--- START OF ARTICLE ---

# My new design



## ImagineAquatics (Aug 2, 2005)

What do you think of my design? Imagine Aquatics is a BRAND NEW company, and we are trying to research before we go mainstream, so any criticism is more than appreciated. Our manual is DISMAL, and that has been pointed out to me many times on this forum. I would LOVE to do a better job on it (our 'inches per gallon' system is trash, please ignore it), but I don't really have enough time to give it the attention it deserves. I will ammend it with any reasonable suggestions that I get. I've found this forum to be frank, honest, ethical, and best of all, straight to the point. I plan on doing my 'focus group' research here. If you want to influence what I hope will become the next great filteration/aquarium system, please let me know what you think.

http://www.imagineaquatics.com

I know the graphics look like a nightmare from the 1970s, as has been pointed out to me, but it's just me. I'm doing the best I can. I feel that our wall mountable design is WAY better than anything else out there. I'd LOVE to know what you all think! (Click on Products, literature gives some more info)

Thanks in advance!



Brad


----------



## ImagineAquatics (Aug 2, 2005)

What do you guys think about having TheOldSalt test our tanks and (hopefully) write some sort of chronology of the experiment? I'm not exactly sure what 'testing' means here (there are a lot of possible setups and experiments one could run), so any suggestions would be appreciated!


----------



## euRasian32 (May 19, 2005)

OldSalt would be a great candidate. I think he's very thorough and knowledgable, and his opinion would hold a lot of weight if it came down to me buying one.

Thorough testing would definitely have to include longevity.


----------



## Lexus (Jan 19, 2005)

I agree with euRasian.


----------



## IloveCichlids (Jul 11, 2005)

Sounds like a great idea!


----------



## TheOldSalt (Jan 28, 2005)

That looks really nifty. The tubeless tank-in-a-tank design is certainly unusual, and I can get a good idea of how it works from the pictures. Decidedly different! Where are the power cords?


----------



## ImagineAquatics (Aug 2, 2005)

Just got back from the air port, so excuse me if I sound out of it. It's late here.

To answer TheOldSalt, There's one cord from the pump, it exits through a little notch in the acrylic lid (might be hard to see from the pictures..). The other is from the light. I did NOT put a switch on the light, because I think that all lighting should use a timer. Fish don't get weird lighting times in nature, and I don't think they should at home either.

--- END OF ARTICLE ---
--- START OF RECORDS PROVIDED ---

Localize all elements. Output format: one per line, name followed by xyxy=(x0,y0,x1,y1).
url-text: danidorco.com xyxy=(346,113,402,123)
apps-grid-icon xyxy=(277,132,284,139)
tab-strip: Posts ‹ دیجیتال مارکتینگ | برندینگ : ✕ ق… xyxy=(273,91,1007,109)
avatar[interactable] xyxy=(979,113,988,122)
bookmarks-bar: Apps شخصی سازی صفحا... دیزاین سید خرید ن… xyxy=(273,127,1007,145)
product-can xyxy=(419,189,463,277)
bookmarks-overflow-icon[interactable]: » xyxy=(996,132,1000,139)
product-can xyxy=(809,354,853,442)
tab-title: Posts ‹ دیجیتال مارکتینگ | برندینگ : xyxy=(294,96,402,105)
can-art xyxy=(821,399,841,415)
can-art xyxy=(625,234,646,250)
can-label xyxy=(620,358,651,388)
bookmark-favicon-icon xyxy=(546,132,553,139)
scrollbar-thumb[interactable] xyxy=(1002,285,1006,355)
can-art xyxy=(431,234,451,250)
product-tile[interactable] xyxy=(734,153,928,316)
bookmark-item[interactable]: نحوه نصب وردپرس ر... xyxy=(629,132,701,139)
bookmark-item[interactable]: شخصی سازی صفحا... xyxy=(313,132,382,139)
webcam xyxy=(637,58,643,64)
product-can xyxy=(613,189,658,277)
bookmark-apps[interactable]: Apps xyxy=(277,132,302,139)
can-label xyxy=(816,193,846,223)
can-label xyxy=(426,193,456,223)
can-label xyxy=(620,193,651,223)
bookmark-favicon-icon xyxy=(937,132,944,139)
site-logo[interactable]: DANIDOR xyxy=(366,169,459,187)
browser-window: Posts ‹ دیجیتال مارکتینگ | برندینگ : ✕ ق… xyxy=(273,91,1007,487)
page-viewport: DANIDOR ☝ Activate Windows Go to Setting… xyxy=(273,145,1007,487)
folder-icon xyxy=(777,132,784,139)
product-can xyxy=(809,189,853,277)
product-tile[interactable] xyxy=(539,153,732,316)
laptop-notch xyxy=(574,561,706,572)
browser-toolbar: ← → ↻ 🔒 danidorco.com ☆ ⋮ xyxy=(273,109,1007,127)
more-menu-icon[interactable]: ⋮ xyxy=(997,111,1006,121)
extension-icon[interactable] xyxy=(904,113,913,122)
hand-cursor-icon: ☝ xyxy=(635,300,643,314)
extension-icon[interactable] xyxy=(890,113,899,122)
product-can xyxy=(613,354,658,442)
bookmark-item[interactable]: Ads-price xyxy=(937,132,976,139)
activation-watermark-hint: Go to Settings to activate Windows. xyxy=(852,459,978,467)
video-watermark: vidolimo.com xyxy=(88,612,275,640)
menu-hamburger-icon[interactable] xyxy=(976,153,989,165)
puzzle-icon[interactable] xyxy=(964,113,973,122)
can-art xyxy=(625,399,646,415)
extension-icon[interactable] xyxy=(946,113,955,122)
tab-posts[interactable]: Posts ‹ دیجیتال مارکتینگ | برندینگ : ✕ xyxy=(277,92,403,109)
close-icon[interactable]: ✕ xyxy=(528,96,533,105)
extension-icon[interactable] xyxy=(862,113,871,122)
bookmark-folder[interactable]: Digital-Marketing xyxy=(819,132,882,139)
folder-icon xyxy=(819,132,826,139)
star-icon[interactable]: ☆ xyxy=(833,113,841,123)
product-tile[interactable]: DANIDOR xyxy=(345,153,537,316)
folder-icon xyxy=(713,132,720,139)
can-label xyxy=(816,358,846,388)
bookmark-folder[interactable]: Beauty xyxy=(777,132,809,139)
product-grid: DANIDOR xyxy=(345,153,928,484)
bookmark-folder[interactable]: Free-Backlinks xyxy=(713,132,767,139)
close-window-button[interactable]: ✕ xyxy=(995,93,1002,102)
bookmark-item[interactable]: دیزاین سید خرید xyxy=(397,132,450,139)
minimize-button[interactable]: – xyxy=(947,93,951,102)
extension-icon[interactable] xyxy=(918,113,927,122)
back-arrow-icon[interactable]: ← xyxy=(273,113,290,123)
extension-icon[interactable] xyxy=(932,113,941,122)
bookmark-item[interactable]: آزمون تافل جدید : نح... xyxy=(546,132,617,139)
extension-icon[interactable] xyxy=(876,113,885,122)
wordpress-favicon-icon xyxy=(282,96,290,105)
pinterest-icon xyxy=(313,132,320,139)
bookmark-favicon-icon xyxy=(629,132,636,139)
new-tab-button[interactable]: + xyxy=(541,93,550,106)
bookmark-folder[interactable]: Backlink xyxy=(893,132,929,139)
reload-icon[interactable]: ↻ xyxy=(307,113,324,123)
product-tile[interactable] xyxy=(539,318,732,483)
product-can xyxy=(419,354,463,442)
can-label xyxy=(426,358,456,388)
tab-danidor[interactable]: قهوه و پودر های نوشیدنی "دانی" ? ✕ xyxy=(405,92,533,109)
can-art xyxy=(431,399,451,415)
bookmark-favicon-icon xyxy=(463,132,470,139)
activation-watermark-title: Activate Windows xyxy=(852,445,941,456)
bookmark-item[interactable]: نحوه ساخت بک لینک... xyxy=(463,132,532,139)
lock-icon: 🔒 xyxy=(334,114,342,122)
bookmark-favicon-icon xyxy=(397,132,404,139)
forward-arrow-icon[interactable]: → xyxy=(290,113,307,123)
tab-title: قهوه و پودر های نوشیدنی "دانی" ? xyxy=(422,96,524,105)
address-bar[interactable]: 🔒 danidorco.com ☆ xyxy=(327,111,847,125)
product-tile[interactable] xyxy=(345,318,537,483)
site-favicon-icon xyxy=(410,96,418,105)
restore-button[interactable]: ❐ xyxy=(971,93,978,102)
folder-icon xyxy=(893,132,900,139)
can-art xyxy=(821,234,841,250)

--- END OF RECORDS PROVIDED ---

DIRECTIVE 1:
List each distinct username that heads a post in the forum thread.
DIRECTIVE 2:
Copy the forum thread word for word, starting at "## euRasian32 (May" and ending at "me buying one.".

OUTPUT 1:
ImagineAquatics, euRasian32, Lexus, IloveCichlids, TheOldSalt

OUTPUT 2:
## euRasian32 (May 19, 2005)

OldSalt would be a great candidate. I think he's very thorough and knowledgable, and his opinion would hold a lot of weight if it came down to me buying one.